**Assignment:**
Where a line holds the word "Wernicke", count it, then give only the total for the entries below.

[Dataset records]
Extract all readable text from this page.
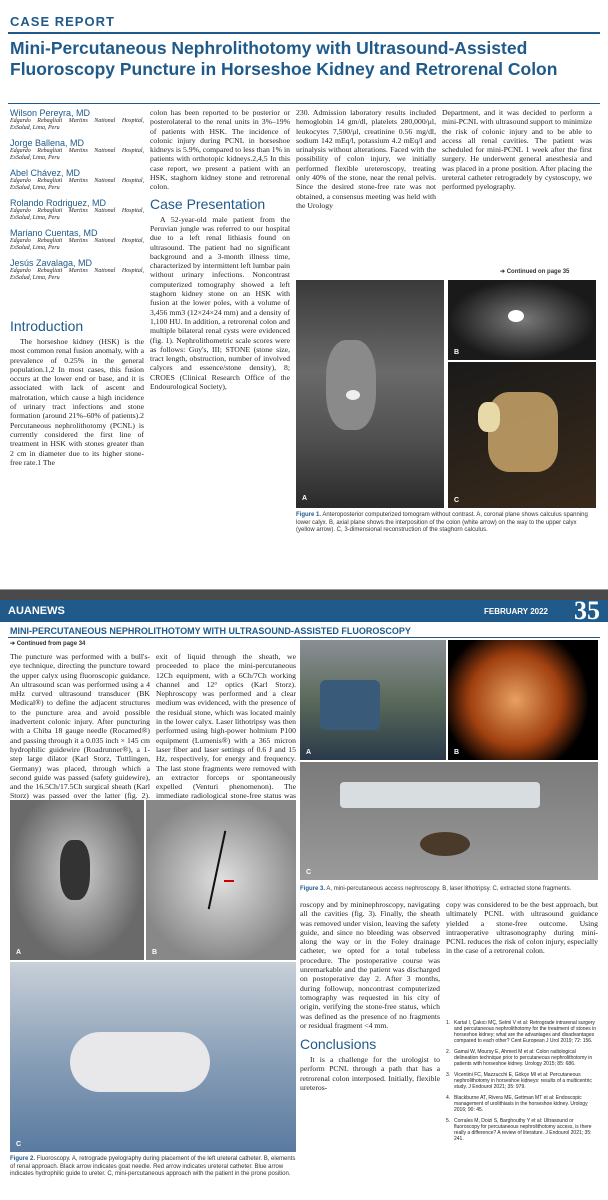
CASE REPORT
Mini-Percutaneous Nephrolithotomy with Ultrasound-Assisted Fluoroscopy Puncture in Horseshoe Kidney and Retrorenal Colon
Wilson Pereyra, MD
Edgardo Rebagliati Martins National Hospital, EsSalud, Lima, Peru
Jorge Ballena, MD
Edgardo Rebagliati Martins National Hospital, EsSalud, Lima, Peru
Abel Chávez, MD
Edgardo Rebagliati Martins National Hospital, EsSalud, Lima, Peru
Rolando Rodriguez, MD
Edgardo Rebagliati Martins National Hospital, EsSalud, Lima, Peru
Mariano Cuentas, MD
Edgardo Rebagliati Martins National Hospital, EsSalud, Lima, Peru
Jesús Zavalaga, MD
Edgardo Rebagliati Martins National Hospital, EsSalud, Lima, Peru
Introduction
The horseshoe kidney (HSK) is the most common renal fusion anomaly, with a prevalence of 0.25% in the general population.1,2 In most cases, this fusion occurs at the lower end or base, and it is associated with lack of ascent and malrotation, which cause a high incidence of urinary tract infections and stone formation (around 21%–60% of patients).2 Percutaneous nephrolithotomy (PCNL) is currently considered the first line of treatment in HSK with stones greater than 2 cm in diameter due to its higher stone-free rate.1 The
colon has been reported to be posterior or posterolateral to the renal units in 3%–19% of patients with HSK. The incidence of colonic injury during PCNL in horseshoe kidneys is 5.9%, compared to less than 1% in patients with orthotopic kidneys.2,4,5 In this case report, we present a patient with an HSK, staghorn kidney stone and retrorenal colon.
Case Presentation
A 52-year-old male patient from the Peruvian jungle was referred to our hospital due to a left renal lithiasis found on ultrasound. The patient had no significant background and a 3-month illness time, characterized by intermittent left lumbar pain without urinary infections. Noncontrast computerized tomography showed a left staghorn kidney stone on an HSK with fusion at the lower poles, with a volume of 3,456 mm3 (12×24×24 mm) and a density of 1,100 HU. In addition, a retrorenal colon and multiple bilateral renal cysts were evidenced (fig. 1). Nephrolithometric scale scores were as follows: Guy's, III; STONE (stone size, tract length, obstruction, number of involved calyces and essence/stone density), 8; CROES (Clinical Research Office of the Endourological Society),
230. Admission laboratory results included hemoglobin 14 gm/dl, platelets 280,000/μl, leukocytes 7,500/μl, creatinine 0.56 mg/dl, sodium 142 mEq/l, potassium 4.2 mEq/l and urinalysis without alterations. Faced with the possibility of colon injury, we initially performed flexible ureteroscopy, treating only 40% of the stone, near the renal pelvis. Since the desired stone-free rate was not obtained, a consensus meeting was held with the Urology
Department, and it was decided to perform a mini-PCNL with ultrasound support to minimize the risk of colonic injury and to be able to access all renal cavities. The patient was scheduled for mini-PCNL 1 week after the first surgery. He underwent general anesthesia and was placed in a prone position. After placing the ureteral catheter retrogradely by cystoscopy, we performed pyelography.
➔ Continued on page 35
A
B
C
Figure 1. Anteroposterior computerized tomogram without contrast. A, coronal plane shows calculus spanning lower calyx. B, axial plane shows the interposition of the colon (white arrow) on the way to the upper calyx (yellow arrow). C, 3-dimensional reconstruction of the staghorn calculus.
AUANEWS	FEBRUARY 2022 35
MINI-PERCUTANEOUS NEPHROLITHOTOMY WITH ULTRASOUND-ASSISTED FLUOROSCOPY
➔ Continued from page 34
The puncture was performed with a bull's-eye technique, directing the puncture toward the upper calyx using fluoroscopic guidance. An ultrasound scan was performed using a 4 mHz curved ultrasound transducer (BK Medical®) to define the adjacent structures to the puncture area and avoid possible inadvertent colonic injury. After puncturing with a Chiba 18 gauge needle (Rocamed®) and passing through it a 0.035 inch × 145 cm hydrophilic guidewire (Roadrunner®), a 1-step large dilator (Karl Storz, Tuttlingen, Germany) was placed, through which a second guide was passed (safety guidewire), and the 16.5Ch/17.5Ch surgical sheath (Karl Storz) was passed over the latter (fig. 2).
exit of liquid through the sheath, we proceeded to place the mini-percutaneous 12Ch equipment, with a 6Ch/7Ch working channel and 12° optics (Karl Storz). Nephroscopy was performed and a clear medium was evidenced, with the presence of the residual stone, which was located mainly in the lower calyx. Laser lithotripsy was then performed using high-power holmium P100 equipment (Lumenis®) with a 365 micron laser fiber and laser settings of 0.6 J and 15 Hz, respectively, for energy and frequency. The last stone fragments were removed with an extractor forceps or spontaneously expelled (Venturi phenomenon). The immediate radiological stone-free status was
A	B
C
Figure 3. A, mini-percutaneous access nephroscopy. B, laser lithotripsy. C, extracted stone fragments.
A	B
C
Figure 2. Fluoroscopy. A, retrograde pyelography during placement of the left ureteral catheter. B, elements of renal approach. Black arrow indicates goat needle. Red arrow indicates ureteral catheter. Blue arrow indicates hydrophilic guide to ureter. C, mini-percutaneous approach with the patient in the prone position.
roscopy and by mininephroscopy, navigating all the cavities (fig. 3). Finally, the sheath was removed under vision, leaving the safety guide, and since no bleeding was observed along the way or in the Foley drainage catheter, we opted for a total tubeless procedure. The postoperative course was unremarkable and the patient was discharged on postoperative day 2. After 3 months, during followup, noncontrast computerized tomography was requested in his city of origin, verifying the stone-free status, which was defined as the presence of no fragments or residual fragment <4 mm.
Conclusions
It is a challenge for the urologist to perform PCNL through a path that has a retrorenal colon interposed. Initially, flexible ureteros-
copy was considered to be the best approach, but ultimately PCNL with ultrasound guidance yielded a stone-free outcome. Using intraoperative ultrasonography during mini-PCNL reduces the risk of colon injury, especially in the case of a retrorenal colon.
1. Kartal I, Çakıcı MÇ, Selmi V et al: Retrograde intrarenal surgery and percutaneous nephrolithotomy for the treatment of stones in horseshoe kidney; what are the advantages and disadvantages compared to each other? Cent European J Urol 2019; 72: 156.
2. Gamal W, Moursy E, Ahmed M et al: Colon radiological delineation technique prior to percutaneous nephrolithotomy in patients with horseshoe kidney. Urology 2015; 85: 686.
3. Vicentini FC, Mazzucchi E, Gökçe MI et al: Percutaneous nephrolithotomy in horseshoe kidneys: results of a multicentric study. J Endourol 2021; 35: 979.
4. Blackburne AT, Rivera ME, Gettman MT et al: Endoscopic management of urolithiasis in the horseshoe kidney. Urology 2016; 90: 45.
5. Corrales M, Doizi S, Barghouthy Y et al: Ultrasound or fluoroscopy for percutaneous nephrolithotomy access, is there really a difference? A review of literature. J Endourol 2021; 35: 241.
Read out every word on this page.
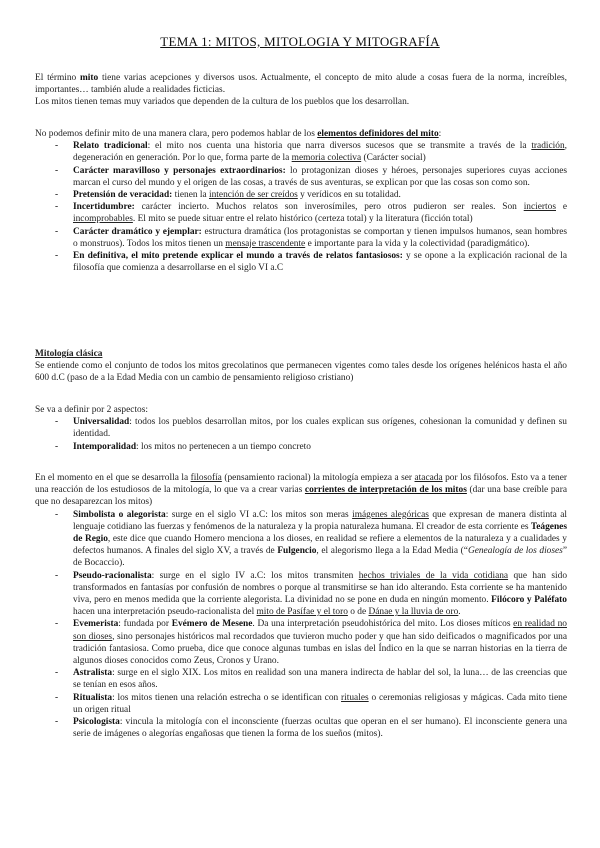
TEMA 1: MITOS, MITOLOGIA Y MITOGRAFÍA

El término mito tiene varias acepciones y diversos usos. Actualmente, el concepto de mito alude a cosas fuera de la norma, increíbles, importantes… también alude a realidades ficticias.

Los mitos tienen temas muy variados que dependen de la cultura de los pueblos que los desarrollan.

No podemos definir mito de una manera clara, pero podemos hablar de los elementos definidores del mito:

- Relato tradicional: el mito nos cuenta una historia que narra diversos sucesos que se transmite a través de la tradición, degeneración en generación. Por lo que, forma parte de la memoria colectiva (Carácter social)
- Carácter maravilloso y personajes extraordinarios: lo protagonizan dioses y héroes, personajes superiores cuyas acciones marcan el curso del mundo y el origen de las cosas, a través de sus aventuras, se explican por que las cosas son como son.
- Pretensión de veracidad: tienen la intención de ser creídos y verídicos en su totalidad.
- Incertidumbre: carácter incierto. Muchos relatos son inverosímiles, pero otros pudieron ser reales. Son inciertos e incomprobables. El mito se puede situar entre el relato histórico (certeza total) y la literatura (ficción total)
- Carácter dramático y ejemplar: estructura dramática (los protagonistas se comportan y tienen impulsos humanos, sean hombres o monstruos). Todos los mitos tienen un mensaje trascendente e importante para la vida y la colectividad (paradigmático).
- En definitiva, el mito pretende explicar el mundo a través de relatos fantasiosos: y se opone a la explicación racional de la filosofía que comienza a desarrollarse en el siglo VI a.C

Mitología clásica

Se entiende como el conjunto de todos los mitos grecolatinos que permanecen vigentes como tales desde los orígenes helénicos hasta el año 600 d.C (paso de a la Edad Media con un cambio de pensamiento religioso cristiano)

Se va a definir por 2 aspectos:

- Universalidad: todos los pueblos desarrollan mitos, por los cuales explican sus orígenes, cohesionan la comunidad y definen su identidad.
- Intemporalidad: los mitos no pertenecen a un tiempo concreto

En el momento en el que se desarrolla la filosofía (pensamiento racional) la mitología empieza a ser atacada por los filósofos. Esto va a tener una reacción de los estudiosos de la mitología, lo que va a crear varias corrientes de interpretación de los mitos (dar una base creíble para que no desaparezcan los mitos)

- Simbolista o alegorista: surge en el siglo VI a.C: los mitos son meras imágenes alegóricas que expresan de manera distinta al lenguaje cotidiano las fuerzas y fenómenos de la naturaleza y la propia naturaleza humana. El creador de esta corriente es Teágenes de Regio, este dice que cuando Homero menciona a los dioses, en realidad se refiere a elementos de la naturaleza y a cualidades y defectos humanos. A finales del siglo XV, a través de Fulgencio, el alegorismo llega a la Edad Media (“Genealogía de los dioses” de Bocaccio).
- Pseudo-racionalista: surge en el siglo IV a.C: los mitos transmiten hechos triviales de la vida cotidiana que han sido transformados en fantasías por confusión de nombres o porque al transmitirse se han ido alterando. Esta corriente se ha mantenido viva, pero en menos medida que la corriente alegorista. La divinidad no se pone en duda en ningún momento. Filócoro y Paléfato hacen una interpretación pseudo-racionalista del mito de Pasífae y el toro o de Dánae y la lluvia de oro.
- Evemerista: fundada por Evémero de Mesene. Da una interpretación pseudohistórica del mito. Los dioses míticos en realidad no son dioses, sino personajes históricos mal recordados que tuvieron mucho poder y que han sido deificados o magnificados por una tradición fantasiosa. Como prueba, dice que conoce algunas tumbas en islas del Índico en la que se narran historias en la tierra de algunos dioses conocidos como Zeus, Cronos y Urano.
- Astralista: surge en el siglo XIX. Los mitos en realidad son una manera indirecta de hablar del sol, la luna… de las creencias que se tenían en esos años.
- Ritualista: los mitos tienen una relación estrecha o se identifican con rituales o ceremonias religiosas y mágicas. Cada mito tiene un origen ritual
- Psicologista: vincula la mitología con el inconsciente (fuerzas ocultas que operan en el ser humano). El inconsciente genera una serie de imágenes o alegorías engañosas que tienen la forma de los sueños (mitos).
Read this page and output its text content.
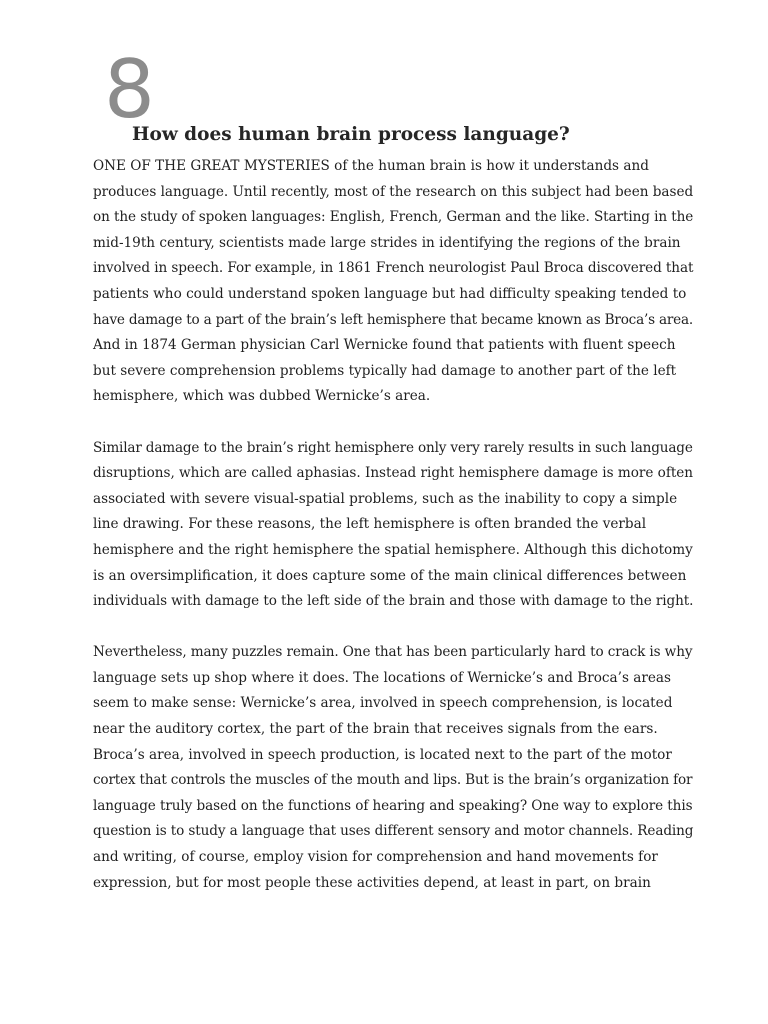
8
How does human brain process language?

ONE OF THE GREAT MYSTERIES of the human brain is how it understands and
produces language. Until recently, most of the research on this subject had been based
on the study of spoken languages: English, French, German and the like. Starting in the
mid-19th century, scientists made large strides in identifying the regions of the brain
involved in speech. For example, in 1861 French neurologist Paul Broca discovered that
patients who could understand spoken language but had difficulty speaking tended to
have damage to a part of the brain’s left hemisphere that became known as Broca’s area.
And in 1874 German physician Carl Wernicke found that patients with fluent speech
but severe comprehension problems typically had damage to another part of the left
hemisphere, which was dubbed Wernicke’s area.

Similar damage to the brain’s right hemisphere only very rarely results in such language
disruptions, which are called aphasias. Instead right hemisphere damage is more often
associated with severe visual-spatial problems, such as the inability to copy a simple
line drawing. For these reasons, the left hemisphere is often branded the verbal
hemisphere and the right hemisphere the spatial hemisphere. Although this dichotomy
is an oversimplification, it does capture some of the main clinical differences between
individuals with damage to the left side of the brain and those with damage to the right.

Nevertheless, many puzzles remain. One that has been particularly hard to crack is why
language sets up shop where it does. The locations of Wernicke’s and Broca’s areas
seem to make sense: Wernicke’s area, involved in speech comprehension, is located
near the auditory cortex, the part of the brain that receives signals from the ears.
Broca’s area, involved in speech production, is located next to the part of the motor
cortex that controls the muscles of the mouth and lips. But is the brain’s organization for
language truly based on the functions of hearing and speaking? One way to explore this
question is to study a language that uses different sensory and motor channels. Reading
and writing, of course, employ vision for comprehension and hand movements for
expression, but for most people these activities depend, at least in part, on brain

**Written response:**
4